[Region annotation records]

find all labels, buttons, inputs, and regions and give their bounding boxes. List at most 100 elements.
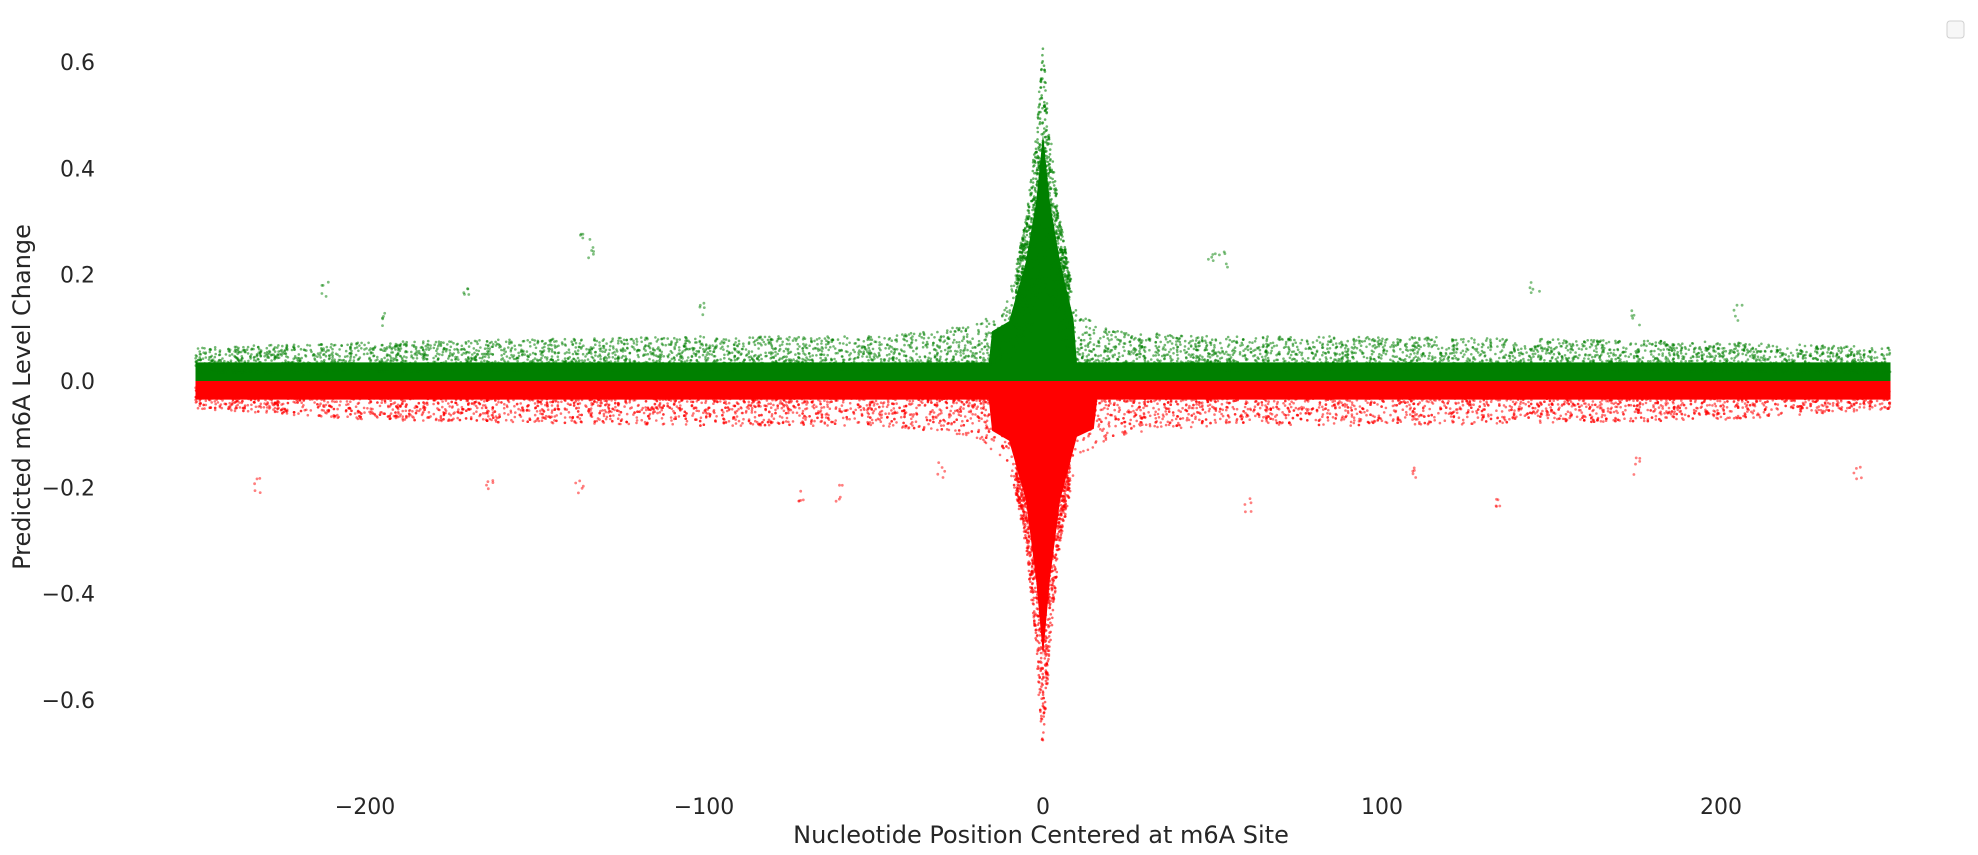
scatter-point [828,407,832,411]
scatter-point [241,394,244,398]
scatter-point [204,395,208,399]
scatter-point [1888,394,1891,397]
scatter-point [1365,413,1368,417]
scatter-point [961,419,964,423]
scatter-point [556,400,560,404]
scatter-point [439,394,443,398]
scatter-point [744,396,747,399]
scatter-point [1713,402,1717,406]
scatter-point [734,418,737,421]
scatter-point [247,392,250,396]
scatter-point [506,390,510,393]
scatter-point [1283,404,1287,407]
scatter-point [1354,407,1357,411]
scatter-point [1595,412,1598,415]
scatter-point [1601,413,1604,417]
scatter-point [1838,391,1842,395]
scatter-point [1868,405,1871,408]
scatter-point [419,407,422,411]
scatter-point [1084,397,1087,400]
scatter-point [757,394,760,397]
scatter-point [1139,416,1143,420]
scatter-point [832,397,836,401]
scatter-point [1039,573,1043,577]
scatter-point [1574,395,1578,399]
scatter-point [1730,393,1734,397]
scatter-point [730,408,734,411]
scatter-point [735,409,739,413]
scatter-point [1123,412,1126,416]
scatter-point [513,404,516,408]
scatter-point [1296,390,1300,394]
scatter-point [309,409,313,412]
scatter-point [1130,427,1133,430]
scatter-point [989,398,993,401]
scatter-point [1097,425,1100,428]
scatter-point [875,393,878,396]
scatter-point [1401,408,1405,412]
scatter-point [911,424,914,427]
scatter-point [968,401,971,405]
scatter-point [1873,404,1877,407]
scatter-point [975,436,979,440]
scatter-point [974,413,977,416]
scatter-point [617,390,621,393]
scatter-point [749,404,753,408]
scatter-point [1044,469,1047,472]
scatter-point [198,398,202,401]
scatter-point [203,407,206,410]
scatter-point [823,421,826,424]
scatter-point [815,405,818,409]
scatter-point [1009,403,1012,407]
scatter-point [379,411,382,414]
scatter-point [1205,424,1208,428]
scatter-point [741,411,744,415]
scatter-point [1626,396,1629,399]
scatter-point [1693,400,1697,404]
scatter-point [1144,423,1148,427]
scatter-point [1743,395,1747,398]
scatter-point [1041,470,1044,474]
scatter-point [1705,404,1709,407]
scatter-point [595,401,599,404]
scatter-point [1433,419,1436,422]
scatter-point [788,395,792,398]
scatter-point [1007,424,1010,428]
scatter-point [773,396,776,399]
scatter-point [769,420,772,423]
scatter-point [1001,423,1005,427]
scatter-point [369,410,373,413]
scatter-point [1714,389,1717,392]
scatter-point [338,403,341,407]
scatter-point [760,397,763,401]
scatter-point [1345,390,1349,394]
scatter-point [1825,399,1828,402]
scatter-point [678,400,681,404]
scatter-point [908,399,912,403]
scatter-point [497,398,500,401]
scatter-point [384,396,387,399]
scatter-point [1725,406,1729,409]
scatter-point [577,399,580,402]
scatter-point [408,395,411,399]
negative-points-series [194,381,1892,742]
scatter-point [813,419,816,423]
scatter-point [705,393,709,396]
scatter-point [1216,399,1220,403]
scatter-point [1466,393,1469,396]
scatter-point [1101,429,1104,433]
scatter-point [923,403,927,407]
scatter-point [1281,411,1284,414]
scatter-point [899,415,903,419]
scatter-point [387,397,390,401]
scatter-point [265,411,268,414]
scatter-point [475,410,478,414]
scatter-point [1821,411,1825,415]
scatter-point [1343,405,1347,408]
scatter-point [722,411,725,414]
scatter-point [366,407,369,410]
scatter-point [322,403,325,407]
scatter-point [878,413,882,417]
scatter-point [1376,403,1379,406]
scatter-point [1709,398,1712,401]
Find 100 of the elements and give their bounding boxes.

*What you should do:* Can you convert every line of the rows above into a JSON list of strings, one string per line, skipping blank lines and leaving the pictures out?

*Result of this exercise:*
[
  "find all labels, buttons, inputs, and regions and give their bounding boxes. List at most 100 elements.",
  "scatter-point [828,407,832,411]",
  "scatter-point [241,394,244,398]",
  "scatter-point [204,395,208,399]",
  "scatter-point [1888,394,1891,397]",
  "scatter-point [1365,413,1368,417]",
  "scatter-point [961,419,964,423]",
  "scatter-point [556,400,560,404]",
  "scatter-point [439,394,443,398]",
  "scatter-point [744,396,747,399]",
  "scatter-point [1713,402,1717,406]",
  "scatter-point [734,418,737,421]",
  "scatter-point [247,392,250,396]",
  "scatter-point [506,390,510,393]",
  "scatter-point [1283,404,1287,407]",
  "scatter-point [1354,407,1357,411]",
  "scatter-point [1595,412,1598,415]",
  "scatter-point [1601,413,1604,417]",
  "scatter-point [1838,391,1842,395]",
  "scatter-point [1868,405,1871,408]",
  "scatter-point [419,407,422,411]",
  "scatter-point [1084,397,1087,400]",
  "scatter-point [757,394,760,397]",
  "scatter-point [1139,416,1143,420]",
  "scatter-point [832,397,836,401]",
  "scatter-point [1039,573,1043,577]",
  "scatter-point [1574,395,1578,399]",
  "scatter-point [1730,393,1734,397]",
  "scatter-point [730,408,734,411]",
  "scatter-point [735,409,739,413]",
  "scatter-point [1123,412,1126,416]",
  "scatter-point [513,404,516,408]",
  "scatter-point [1296,390,1300,394]",
  "scatter-point [309,409,313,412]",
  "scatter-point [1130,427,1133,430]",
  "scatter-point [989,398,993,401]",
  "scatter-point [1097,425,1100,428]",
  "scatter-point [875,393,878,396]",
  "scatter-point [1401,408,1405,412]",
  "scatter-point [911,424,914,427]",
  "scatter-point [968,401,971,405]",
  "scatter-point [1873,404,1877,407]",
  "scatter-point [975,436,979,440]",
  "scatter-point [974,413,977,416]",
  "scatter-point [617,390,621,393]",
  "scatter-point [749,404,753,408]",
  "scatter-point [1044,469,1047,472]",
  "scatter-point [198,398,202,401]",
  "scatter-point [203,407,206,410]",
  "scatter-point [823,421,826,424]",
  "scatter-point [815,405,818,409]",
  "scatter-point [1009,403,1012,407]",
  "scatter-point [379,411,382,414]",
  "scatter-point [1205,424,1208,428]",
  "scatter-point [741,411,744,415]",
  "scatter-point [1626,396,1629,399]",
  "scatter-point [1693,400,1697,404]",
  "scatter-point [1144,423,1148,427]",
  "scatter-point [1743,395,1747,398]",
  "scatter-point [1041,470,1044,474]",
  "scatter-point [1705,404,1709,407]",
  "scatter-point [595,401,599,404]",
  "scatter-point [1433,419,1436,422]",
  "scatter-point [788,395,792,398]",
  "scatter-point [1007,424,1010,428]",
  "scatter-point [773,396,776,399]",
  "scatter-point [769,420,772,423]",
  "scatter-point [1001,423,1005,427]",
  "scatter-point [369,410,373,413]",
  "scatter-point [1714,389,1717,392]",
  "scatter-point [338,403,341,407]",
  "scatter-point [760,397,763,401]",
  "scatter-point [1345,390,1349,394]",
  "scatter-point [1825,399,1828,402]",
  "scatter-point [678,400,681,404]",
  "scatter-point [908,399,912,403]",
  "scatter-point [497,398,500,401]",
  "scatter-point [384,396,387,399]",
  "scatter-point [1725,406,1729,409]",
  "scatter-point [577,399,580,402]",
  "scatter-point [408,395,411,399]",
  "negative-points-series [194,381,1892,742]",
  "scatter-point [813,419,816,423]",
  "scatter-point [705,393,709,396]",
  "scatter-point [1216,399,1220,403]",
  "scatter-point [1466,393,1469,396]",
  "scatter-point [1101,429,1104,433]",
  "scatter-point [923,403,927,407]",
  "scatter-point [1281,411,1284,414]",
  "scatter-point [899,415,903,419]",
  "scatter-point [387,397,390,401]",
  "scatter-point [265,411,268,414]",
  "scatter-point [475,410,478,414]",
  "scatter-point [1821,411,1825,415]",
  "scatter-point [1343,405,1347,408]",
  "scatter-point [722,411,725,414]",
  "scatter-point [366,407,369,410]",
  "scatter-point [322,403,325,407]",
  "scatter-point [878,413,882,417]",
  "scatter-point [1376,403,1379,406]",
  "scatter-point [1709,398,1712,401]",
  "Find 100 of the elements and give their bounding boxes."
]